Tasks to carry out:
A: Answer these questions from the passage on the Sushupti state:
(i) What does the desire for physical enjoyment, if rightly directed, finally become?
(ii) Where is the control by nature that Mejnour refers to found?
(iii) Which two things does the Indian proverb say are both lost?
B: Write a continuation of the passage on the Sushupti state, starting after its last sentence.

## START Quoted text

The desire for physical enjoyment, if rightly directed, becomes elevated, as a desire for something higher, gradually becoming converted into a desire to do good to others, and thus ascending, ceases to be a desire, and is transformed into an element of the sixth principle.

The control by nature to which Mejnour refers is found in the natural maximum and minimum limits; there cannot be too much ascension, nor can the descent be too quick or too low. The assistance of nature is to be found in what happens immediately after the Turya or Sushupti state is over since the adept takes one step and nature helps for another.

In the Sushupti state, one might or might not find the object of his earnest search, and as soon as it is found, the moment the desire to bring it back to normal consciousness arises, that moment Sushupti state is at an end for the time being. But one might often find himself in an awkward position when he has left that state. The doors for the descent of the truth into the lower nature are closed. Then his position is beautifully described in an Indian proverb: “The bran in the mouth and the fire are both lost.” This is an allusion to a poor girl who is eating bran, and at the same time wants to kindle the fire just going out before her. She blows it with the bran in her mouth; the bran falls on the dying ashes, extinguishing them completely, she is thus a double loser. In the Sushupti state, the anxiety which is felt to bring back the experience to consciousness acts as the bran with the fire. Anxiety to have or to do, instead of being a help as some imagine, is a direct injury, and if permitted to grow in our waking moments, will act with all the greater force on the plane of Sushupti. The result of these failures is clearly set forth by Patanjali.(4)

## END Quoted text
## START Given information

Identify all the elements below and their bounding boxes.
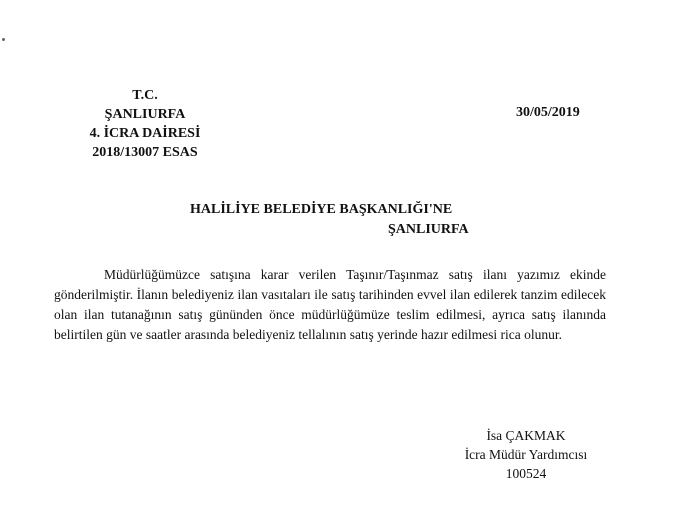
margin-mark xyxy=(2,38,5,41)
header-republic: T.C. xyxy=(132,88,158,103)
signatory-title: İcra Müdür Yardımcısı xyxy=(464,447,588,462)
signature-block xyxy=(456,426,596,483)
body-paragraph: Müdürlüğümüzce satışına karar verilen Taşınır/Taşınmaz satış ilanı yazımız ekinde gönderilmiştir. İlanın belediyeniz ilan vasıtaları ile satış tarihinden evvel ilan edilerek tanzim edilecek olan ilan tutanağının satış gününden önce müdürlüğümüze teslim edilmesi, ayrıca satış ilanında belirtilen gün ve saatler arasında belediyeniz tellalının satış yerinde hazır edilmesi rica olunur. xyxy=(54,267,606,342)
recipient-name: HALİLİYE BELEDİYE BAŞKANLIĞI'NE xyxy=(190,202,453,217)
recipient-block xyxy=(190,200,520,240)
document-date: 30/05/2019 xyxy=(516,105,580,120)
recipient-city: ŞANLIURFA xyxy=(388,222,469,237)
header-city: ŞANLIURFA xyxy=(104,107,186,122)
issuer-header xyxy=(50,86,240,162)
header-office: 4. İCRA DAİRESİ xyxy=(89,126,201,141)
signatory-number: 100524 xyxy=(505,466,547,481)
signatory-name: İsa ÇAKMAK xyxy=(486,428,566,443)
header-case-number: 2018/13007 ESAS xyxy=(92,145,198,160)
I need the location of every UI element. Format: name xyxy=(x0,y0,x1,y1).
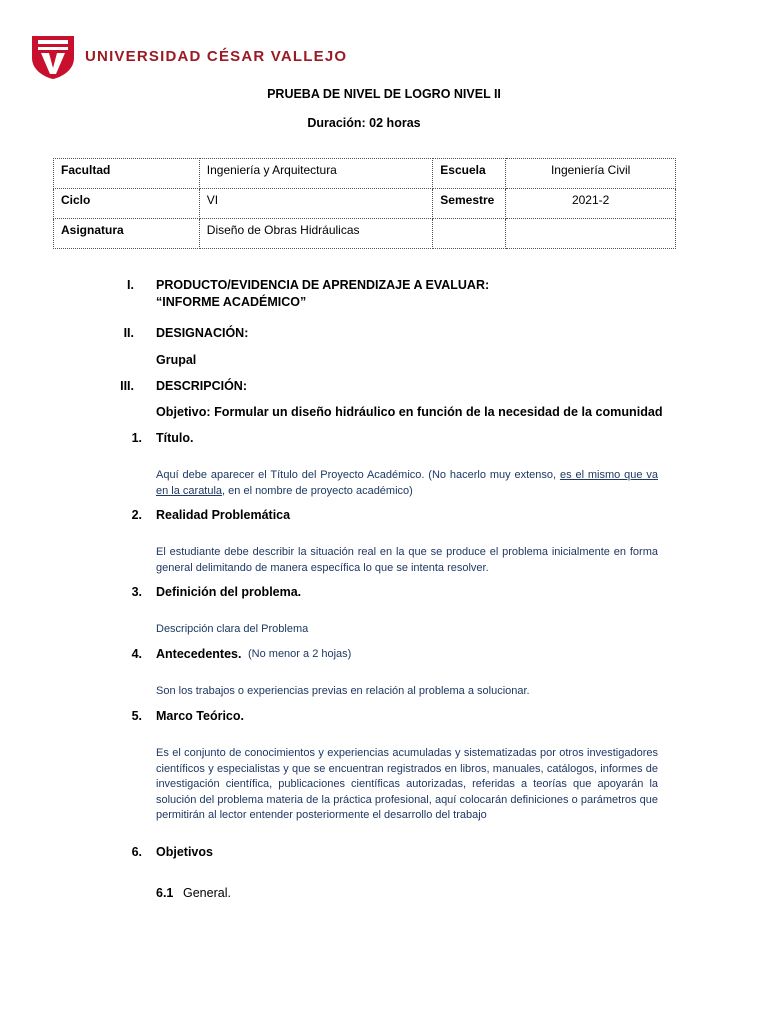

## END Given information

Responses per task:
A:
(i) An element of the sixth principle.
(ii) In the natural maximum and minimum limits.
(iii) The bran in the mouth and the fire.

B:
Even where the doors to the lower consciousness are open, the knowledge brought back from Sushupti state might, owing to the distractions and difficulties of the direct and indirect routes of ascent and descent, be lost on the way either partially or wholly, or become mixed up with misconceptions and falsehood.

But in this search for knowledge in Sushupti, there must not remain a spark of indifference or idle inquisitiveness in the higher consciousness. Not even a jot of lurking hesitation about entering into the state, nor doubt about its desirability, nor about the usefulness or accuracy of the knowledge gleaned on former occasions, or to be presently gleaned. If there is any such doubt or hesitancy, his progress is retarded. Nor can there be any cheating or hypocrisy, nor any laughing in the sleeve. In our normal wakeful state it always happens that when we believe we are earnestly aspiring, some one or more of the elements of one or more of our lower consciousnesses belie us, make us feel deluded and laugh at us, for such is the self-inconsistent nature of desire.

In this state which we are considering, there are subjective and objective states, or classes of knowledge and experience, even as there are the same in Yagrata. So, therefore, great care should be taken to make your aims and aspirations as high as possible while in your normal condition. Woe to him who would dare to trifle with the means placed at his disposal in the shape of Sushupti. One of the most effectual ways in which western mystics could trifle with this is to seek for the missing links of evolution, so as to bring that knowledge to the normal consciousness, and then with it to extend the domain of “scientific” knowledge. Of course, from the moment such a desire is entertained, the one who has it is shut out from Sushupti.(5)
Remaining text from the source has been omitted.